Sky and TNT should sack off former footballers in another Rio Ferdinand lament

John Nicholson
England players Joe Hart and Rio Ferdinand
Johnny is entirely done with Rio Ferdinand

Rio Ferdinand catches another hiding from Johnny Nic, who is left uninspired by the selection of football programmes and documentaries on Sky Sports and TNT.

 

While football matches, their programmes, pundits and presenters occupy us most of the time, there also exists football-themed programmes and documentaries too. Sadly, TNT’s seem addicted to the presence of Rio Ferdinand and clearly doesn’t take any notice of the widespread and detailed criticism of his inadequacies and infuriating attitudes, as we described here earlier this week. They clearly don’t share a common view.

But despite this, he’s everywhere even on Sign Up, a programme for deaf people, ironically enough. For the sake of clarity, they were deaf before Rio started speaking. It’s an admirable broadcast that is signed for the deaf. Nice that they are at least being seen and forced to endure the same unthinking punditry as those of us who have hearing. The full 45-minute show happens weekly each Friday. Obviously our man says he’d be surprised if Arsenal beats Real Madrid. You can’t buy that sort of insight, eh. Brilliant.

Am I being unfair? I don’t think so. When something is low quality we have to point it out. We do pay, after all. It’s impossible for everyone to be as good as each other. It’s not like he’s new to it. He’s had plenty of time to raise his game.

However, things aren’t all bad. Rio isn’t on every programme doing his unusual monologues that veer from senseless word salads to bland obviousness based around expressions he clearly thought were really original – currently this is “super power” which is just a pointless way to say something someone is good at something. “Elanga’s pace is his super power,” he said after he’d run the length of the pitch and scored, like he’s writing for a comic, or “Villa’s super power is Unai Emery”. They lost, obviously.

I hope it drives producers to distraction though I suspect it doesn’t, because it’s not a new thing and has happened many times over many years. All the nonsense only exists because few listen or watch pre-shows, so it all passes them by. Critics are only those students of the game who think saying running fast is a special power is insulting.

READ MORESky Sports and TNT insulting our intelligence with ‘say what you see’ punditry of Ferdinand, Redknapp

Reshmin Chowhury discussed the week’s upcoming European football on The Breakdown, a discussion show with their regulars – unfortunately he who must be employed is also there. There’s some top Joe Harting which sets most of it into the shade, though Joleon Lescott and Owen Hargreaves make a good effort. It is a show that lives and dies by the quality of insight and thought. Which would be fine but had you got half a dozen people who know anything about football together in a room, they’d not make any less sense than this mob. The makers seem to think we’re more fascinated by what players who retired 10 or 20 years ago think about anything. We’re not celebrity-obsessed kids and would prefer experts please. There’s plenty.

People do get better at punditry and put work in. If they don’t it’s because it’s not something producers are engaged or proactive with so the individual naturally thinks they’re fine and are just being subjected to unreasonable criticism, which is everywhere in football.

════════════════════

Given request:
Reproduce the stretch of the article from "But despite this, he’s" through "insight, eh. Brilliant.", swapping "Arsenal" for "Liverpool".

Given information:
════════════════════

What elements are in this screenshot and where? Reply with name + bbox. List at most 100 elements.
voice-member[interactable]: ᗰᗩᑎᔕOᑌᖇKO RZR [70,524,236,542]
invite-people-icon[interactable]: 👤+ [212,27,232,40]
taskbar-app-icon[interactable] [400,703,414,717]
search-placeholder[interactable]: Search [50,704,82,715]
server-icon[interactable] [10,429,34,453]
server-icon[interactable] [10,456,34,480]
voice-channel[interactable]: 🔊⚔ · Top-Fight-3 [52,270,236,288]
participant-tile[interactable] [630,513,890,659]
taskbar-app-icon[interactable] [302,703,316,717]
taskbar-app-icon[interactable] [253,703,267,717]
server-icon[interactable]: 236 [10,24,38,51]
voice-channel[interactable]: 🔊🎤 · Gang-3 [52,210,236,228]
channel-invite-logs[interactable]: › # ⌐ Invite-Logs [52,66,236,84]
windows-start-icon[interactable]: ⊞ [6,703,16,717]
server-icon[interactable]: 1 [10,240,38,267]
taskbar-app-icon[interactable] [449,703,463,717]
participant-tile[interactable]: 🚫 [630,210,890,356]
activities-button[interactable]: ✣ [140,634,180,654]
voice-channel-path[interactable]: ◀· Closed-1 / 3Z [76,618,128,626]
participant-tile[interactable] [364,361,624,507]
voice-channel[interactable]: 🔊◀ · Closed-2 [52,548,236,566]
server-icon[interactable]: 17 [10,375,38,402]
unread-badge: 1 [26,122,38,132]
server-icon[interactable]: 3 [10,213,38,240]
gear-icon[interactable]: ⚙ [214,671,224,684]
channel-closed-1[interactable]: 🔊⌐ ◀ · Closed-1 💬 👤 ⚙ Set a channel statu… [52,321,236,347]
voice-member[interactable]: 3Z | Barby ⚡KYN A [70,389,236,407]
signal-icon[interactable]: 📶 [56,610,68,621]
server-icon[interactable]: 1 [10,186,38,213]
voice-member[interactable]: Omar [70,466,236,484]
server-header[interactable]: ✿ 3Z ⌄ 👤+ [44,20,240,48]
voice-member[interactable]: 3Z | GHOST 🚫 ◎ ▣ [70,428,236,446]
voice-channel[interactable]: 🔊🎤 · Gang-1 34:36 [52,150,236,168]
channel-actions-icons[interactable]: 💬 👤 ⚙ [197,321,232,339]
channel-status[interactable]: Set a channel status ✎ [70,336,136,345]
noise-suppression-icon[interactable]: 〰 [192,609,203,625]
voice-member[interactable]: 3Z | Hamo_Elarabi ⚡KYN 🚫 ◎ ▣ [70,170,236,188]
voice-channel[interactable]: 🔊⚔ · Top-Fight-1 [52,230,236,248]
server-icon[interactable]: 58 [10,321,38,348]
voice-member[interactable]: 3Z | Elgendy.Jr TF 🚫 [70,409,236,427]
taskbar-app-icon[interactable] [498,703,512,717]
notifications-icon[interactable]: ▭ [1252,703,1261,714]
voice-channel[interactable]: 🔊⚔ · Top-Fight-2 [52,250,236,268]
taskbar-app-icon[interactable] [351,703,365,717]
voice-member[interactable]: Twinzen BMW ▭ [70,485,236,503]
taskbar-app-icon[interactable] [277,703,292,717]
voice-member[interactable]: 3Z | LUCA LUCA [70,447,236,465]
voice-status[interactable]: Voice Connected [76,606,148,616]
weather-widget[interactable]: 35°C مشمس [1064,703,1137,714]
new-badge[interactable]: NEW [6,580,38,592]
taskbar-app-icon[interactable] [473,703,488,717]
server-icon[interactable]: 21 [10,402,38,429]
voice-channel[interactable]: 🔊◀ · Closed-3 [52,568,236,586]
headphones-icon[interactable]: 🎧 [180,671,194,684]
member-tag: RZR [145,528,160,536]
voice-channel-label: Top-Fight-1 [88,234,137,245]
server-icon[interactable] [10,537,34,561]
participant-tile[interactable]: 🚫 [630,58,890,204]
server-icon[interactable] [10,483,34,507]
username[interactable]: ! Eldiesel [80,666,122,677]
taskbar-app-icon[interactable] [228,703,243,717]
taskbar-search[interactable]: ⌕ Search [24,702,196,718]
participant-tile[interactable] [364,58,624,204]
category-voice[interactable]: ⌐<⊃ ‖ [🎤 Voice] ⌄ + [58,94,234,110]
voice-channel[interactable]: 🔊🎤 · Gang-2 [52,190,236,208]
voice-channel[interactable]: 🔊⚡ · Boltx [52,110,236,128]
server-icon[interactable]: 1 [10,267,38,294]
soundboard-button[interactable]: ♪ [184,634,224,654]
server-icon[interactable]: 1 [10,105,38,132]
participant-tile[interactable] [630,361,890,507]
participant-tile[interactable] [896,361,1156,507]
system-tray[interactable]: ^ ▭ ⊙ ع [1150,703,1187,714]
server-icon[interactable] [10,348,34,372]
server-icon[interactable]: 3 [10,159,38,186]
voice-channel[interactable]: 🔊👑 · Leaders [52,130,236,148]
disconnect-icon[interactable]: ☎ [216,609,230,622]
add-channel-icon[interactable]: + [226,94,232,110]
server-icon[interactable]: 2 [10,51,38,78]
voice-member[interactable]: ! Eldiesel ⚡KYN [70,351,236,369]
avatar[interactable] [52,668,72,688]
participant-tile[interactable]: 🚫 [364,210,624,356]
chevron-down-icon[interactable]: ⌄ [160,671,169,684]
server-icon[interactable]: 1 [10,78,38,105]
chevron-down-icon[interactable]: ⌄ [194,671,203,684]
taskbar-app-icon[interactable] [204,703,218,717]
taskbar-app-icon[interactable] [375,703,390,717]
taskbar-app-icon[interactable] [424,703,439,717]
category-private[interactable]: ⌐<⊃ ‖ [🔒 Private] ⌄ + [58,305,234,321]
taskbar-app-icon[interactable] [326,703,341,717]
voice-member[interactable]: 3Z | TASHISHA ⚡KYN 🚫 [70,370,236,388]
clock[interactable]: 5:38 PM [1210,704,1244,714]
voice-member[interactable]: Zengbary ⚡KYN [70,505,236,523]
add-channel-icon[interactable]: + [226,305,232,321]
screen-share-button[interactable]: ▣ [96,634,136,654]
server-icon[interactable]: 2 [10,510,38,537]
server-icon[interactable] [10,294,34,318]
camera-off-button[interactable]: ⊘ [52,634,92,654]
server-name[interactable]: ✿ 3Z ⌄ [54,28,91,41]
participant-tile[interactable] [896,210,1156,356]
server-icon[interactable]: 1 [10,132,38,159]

════════════════════

Response:
But despite this, he’s everywhere even on Sign Up, a programme for deaf people, ironically enough. For the sake of clarity, they were deaf before Rio started speaking. It’s an admirable broadcast that is signed for the deaf. Nice that they are at least being seen and forced to endure the same unthinking punditry as those of us who have hearing. The full 45-minute show happens weekly each Friday. Obviously our man says he’d be surprised if Liverpool beats Real Madrid. You can’t buy that sort of insight, eh. Brilliant.